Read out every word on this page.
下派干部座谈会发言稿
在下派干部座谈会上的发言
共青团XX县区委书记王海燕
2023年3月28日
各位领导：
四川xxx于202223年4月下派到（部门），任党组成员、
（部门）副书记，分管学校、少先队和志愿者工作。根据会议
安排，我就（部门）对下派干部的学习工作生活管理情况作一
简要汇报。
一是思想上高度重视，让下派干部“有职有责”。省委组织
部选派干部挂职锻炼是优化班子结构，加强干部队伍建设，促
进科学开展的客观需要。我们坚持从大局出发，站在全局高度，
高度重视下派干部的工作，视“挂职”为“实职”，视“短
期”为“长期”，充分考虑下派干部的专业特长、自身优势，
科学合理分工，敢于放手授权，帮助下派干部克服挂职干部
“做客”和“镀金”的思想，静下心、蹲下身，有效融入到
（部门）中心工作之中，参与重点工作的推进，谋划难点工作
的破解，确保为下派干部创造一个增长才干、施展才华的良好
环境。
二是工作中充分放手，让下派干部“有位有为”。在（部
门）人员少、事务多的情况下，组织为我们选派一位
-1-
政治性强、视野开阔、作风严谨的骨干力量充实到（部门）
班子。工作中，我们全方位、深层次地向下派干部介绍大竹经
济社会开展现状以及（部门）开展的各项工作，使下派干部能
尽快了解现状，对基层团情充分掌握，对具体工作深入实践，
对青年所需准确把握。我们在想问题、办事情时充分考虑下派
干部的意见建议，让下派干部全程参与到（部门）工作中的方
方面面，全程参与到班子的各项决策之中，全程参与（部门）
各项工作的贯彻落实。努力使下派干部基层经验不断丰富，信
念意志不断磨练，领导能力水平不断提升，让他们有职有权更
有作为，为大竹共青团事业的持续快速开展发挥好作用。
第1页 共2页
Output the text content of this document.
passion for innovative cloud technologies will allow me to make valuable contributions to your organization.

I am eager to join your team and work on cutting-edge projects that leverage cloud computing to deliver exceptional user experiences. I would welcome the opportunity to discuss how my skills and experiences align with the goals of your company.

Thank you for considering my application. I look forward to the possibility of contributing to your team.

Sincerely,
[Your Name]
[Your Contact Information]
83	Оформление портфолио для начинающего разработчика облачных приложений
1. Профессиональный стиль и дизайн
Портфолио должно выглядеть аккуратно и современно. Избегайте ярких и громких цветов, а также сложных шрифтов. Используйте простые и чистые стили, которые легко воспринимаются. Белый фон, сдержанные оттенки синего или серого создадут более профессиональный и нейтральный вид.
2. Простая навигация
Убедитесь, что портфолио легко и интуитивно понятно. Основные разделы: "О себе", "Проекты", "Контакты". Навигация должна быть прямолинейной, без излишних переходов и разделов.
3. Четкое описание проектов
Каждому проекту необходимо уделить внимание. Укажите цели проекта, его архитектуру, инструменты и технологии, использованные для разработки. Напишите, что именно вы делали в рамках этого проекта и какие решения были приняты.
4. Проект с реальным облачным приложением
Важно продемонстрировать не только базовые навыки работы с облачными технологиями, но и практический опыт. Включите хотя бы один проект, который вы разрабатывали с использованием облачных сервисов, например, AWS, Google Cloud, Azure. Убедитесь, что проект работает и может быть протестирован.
..........
WRITTEN PROBLEM: Each line of the listing above should be output exactly.

RESULT OF THE EXERCISE:
Read out every word on this page.
下派干部座谈会发言稿
在下派干部座谈会上的发言
共青团XX县区委书记王海燕
2023年3月28日
各位领导：
四川xxx于202223年4月下派到（部门），任党组成员、
（部门）副书记，分管学校、少先队和志愿者工作。根据会议
安排，我就（部门）对下派干部的学习工作生活管理情况作一
简要汇报。
一是思想上高度重视，让下派干部“有职有责”。省委组织
部选派干部挂职锻炼是优化班子结构，加强干部队伍建设，促
进科学开展的客观需要。我们坚持从大局出发，站在全局高度，
高度重视下派干部的工作，视“挂职”为“实职”，视“短
期”为“长期”，充分考虑下派干部的专业特长、自身优势，
科学合理分工，敢于放手授权，帮助下派干部克服挂职干部
“做客”和“镀金”的思想，静下心、蹲下身，有效融入到
（部门）中心工作之中，参与重点工作的推进，谋划难点工作
的破解，确保为下派干部创造一个增长才干、施展才华的良好
环境。
二是工作中充分放手，让下派干部“有位有为”。在（部
门）人员少、事务多的情况下，组织为我们选派一位
-1-
政治性强、视野开阔、作风严谨的骨干力量充实到（部门）
班子。工作中，我们全方位、深层次地向下派干部介绍大竹经
济社会开展现状以及（部门）开展的各项工作，使下派干部能
尽快了解现状，对基层团情充分掌握，对具体工作深入实践，
对青年所需准确把握。我们在想问题、办事情时充分考虑下派
干部的意见建议，让下派干部全程参与到（部门）工作中的方
方面面，全程参与到班子的各项决策之中，全程参与（部门）
各项工作的贯彻落实。努力使下派干部基层经验不断丰富，信
念意志不断磨练，领导能力水平不断提升，让他们有职有权更
有作为，为大竹共青团事业的持续快速开展发挥好作用。
第1页 共2页
Output the text content of this document.
passion for innovative cloud technologies will allow me to make valuable contributions to your organization.

I am eager to join your team and work on cutting-edge projects that leverage cloud computing to deliver exceptional user experiences. I would welcome the opportunity to discuss how my skills and experiences align with the goals of your company.

Thank you for considering my application. I look forward to the possibility of contributing to your team.

Sincerely,
[Your Name]
[Your Contact Information]
83	Оформление портфолио для начинающего разработчика облачных приложений
1. Профессиональный стиль и дизайн
Портфолио должно выглядеть аккуратно и современно. Избегайте ярких и громких цветов, а также сложных шрифтов. Используйте простые и чистые стили, которые легко воспринимаются. Белый фон, сдержанные оттенки синего или серого создадут более профессиональный и нейтральный вид.
2. Простая навигация
Убедитесь, что портфолио легко и интуитивно понятно. Основные разделы: "О себе", "Проекты", "Контакты". Навигация должна быть прямолинейной, без излишних переходов и разделов.
3. Четкое описание проектов
Каждому проекту необходимо уделить внимание. Укажите цели проекта, его архитектуру, инструменты и технологии, использованные для разработки. Напишите, что именно вы делали в рамках этого проекта и какие решения были приняты.
4. Проект с реальным облачным приложением
Важно продемонстрировать не только базовые навыки работы с облачными технологиями, но и практический опыт. Включите хотя бы один проект, который вы разрабатывали с использованием облачных сервисов, например, AWS, Google Cloud, Azure. Убедитесь, что проект работает и может быть протестирован.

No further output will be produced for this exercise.